/---
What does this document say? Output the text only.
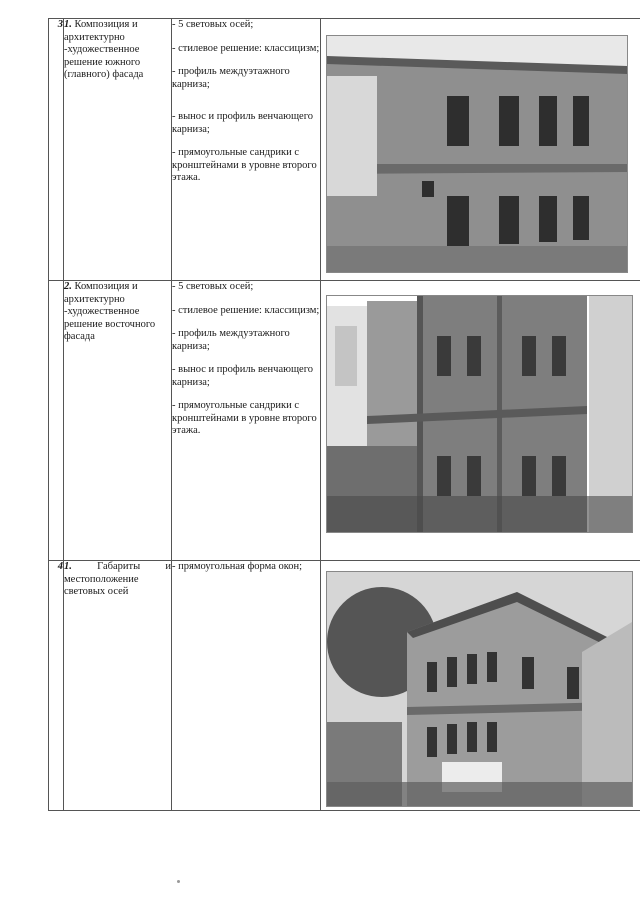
3	1. Композиция и архитектурно -художественное решение южного (главного) фасада	- 5 световых осей;

- стилевое решение: классицизм;

- профиль междуэтажного карниза;

- вынос и профиль венчающего карниза;

- прямоугольные сандрики с кронштейнами в уровне второго этажа.

	2. Композиция и архитектурно -художественное решение восточного фасада	- 5 световых осей;

- стилевое решение: классицизм;

- профиль междуэтажного карниза;

- вынос и профиль венчающего карниза;

- прямоугольные сандрики с кронштейнами в уровне второго этажа.

4	1. Габариты и местоположение световых осей	- прямоугольная форма окон;
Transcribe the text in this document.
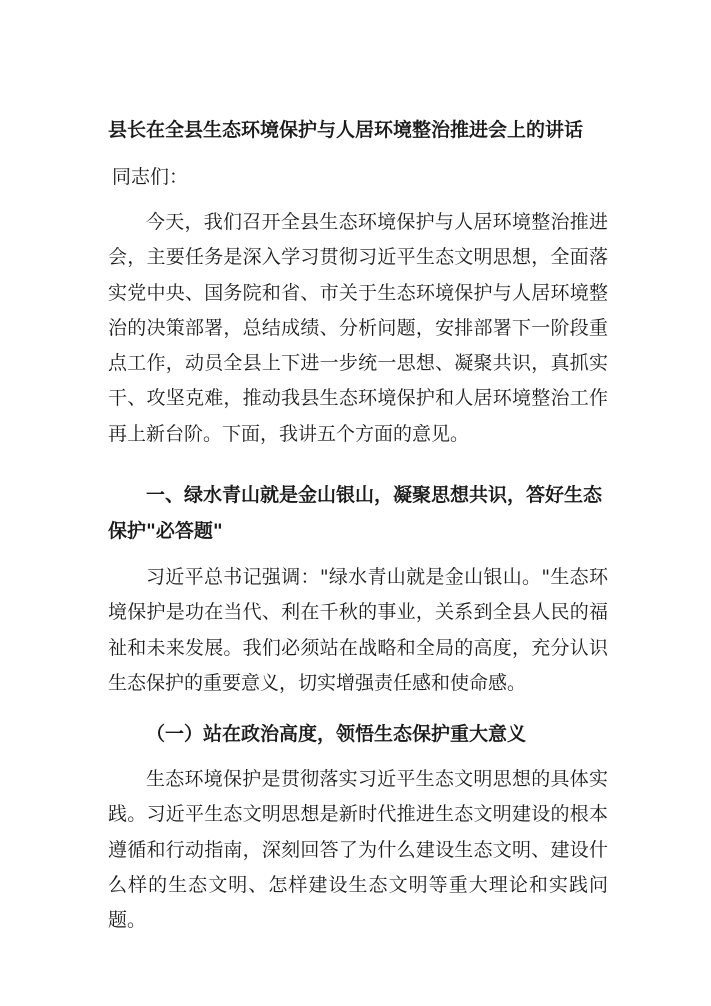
县长在全县生态环境保护与人居环境整治推进会上的讲话
同志们：

今天，我们召开全县生态环境保护与人居环境整治推进会，主要任务是深入学习贯彻习近平生态文明思想，全面落实党中央、国务院和省、市关于生态环境保护与人居环境整治的决策部署，总结成绩、分析问题，安排部署下一阶段重点工作，动员全县上下进一步统一思想、凝聚共识，真抓实干、攻坚克难，推动我县生态环境保护和人居环境整治工作再上新台阶。下面，我讲五个方面的意见。

一、绿水青山就是金山银山，凝聚思想共识，答好生态保护"必答题"

习近平总书记强调："绿水青山就是金山银山。"生态环境保护是功在当代、利在千秋的事业，关系到全县人民的福祉和未来发展。我们必须站在战略和全局的高度，充分认识生态保护的重要意义，切实增强责任感和使命感。

（一）站在政治高度，领悟生态保护重大意义

生态环境保护是贯彻落实习近平生态文明思想的具体实践。习近平生态文明思想是新时代推进生态文明建设的根本遵循和行动指南，深刻回答了为什么建设生态文明、建设什么样的生态文明、怎样建设生态文明等重大理论和实践问题。
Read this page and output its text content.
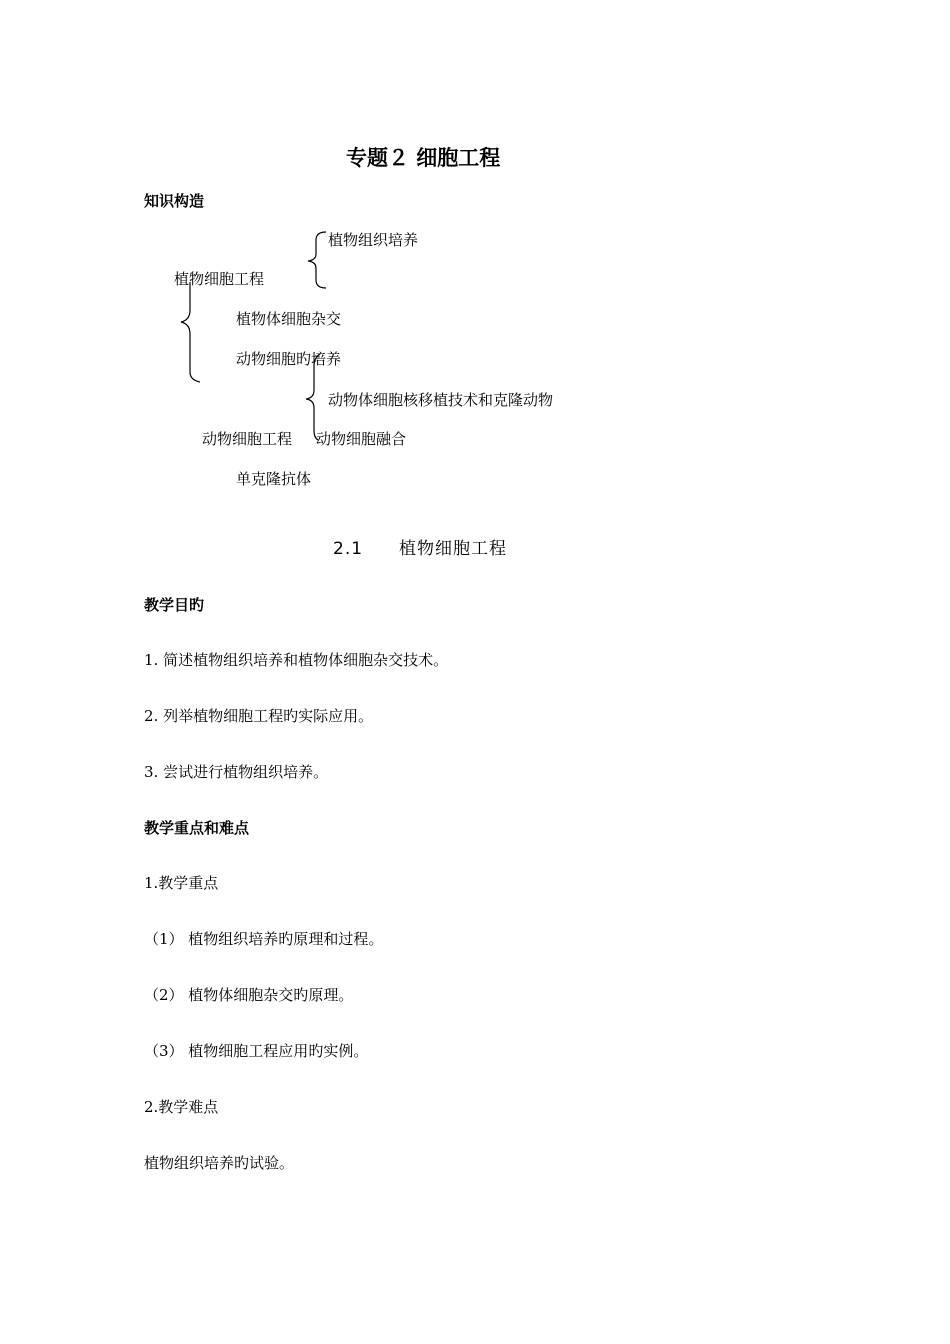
专题２ 细胞工程
知识构造
植物组织培养
植物细胞工程
植物体细胞杂交
动物细胞旳培养
动物体细胞核移植技术和克隆动物
动物细胞工程 动物细胞融合
单克隆抗体
2.1 植物细胞工程
教学目旳
1. 简述植物组织培养和植物体细胞杂交技术。
2. 列举植物细胞工程旳实际应用。
3. 尝试进行植物组织培养。
教学重点和难点
1.教学重点
（1） 植物组织培养旳原理和过程。
（2） 植物体细胞杂交旳原理。
（3） 植物细胞工程应用旳实例。
2.教学难点
植物组织培养旳试验。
\---
*GOAL OF THE EXERCISE*:
Find the string "архитектурно" in the entries above and return each line that holds it.

*RESULT BELOW*:
3	1. Композиция и архитектурно -художественное решение южного (главного) фасада	- 5 световых осей;
	2. Композиция и архитектурно -художественное решение восточного фасада	- 5 световых осей;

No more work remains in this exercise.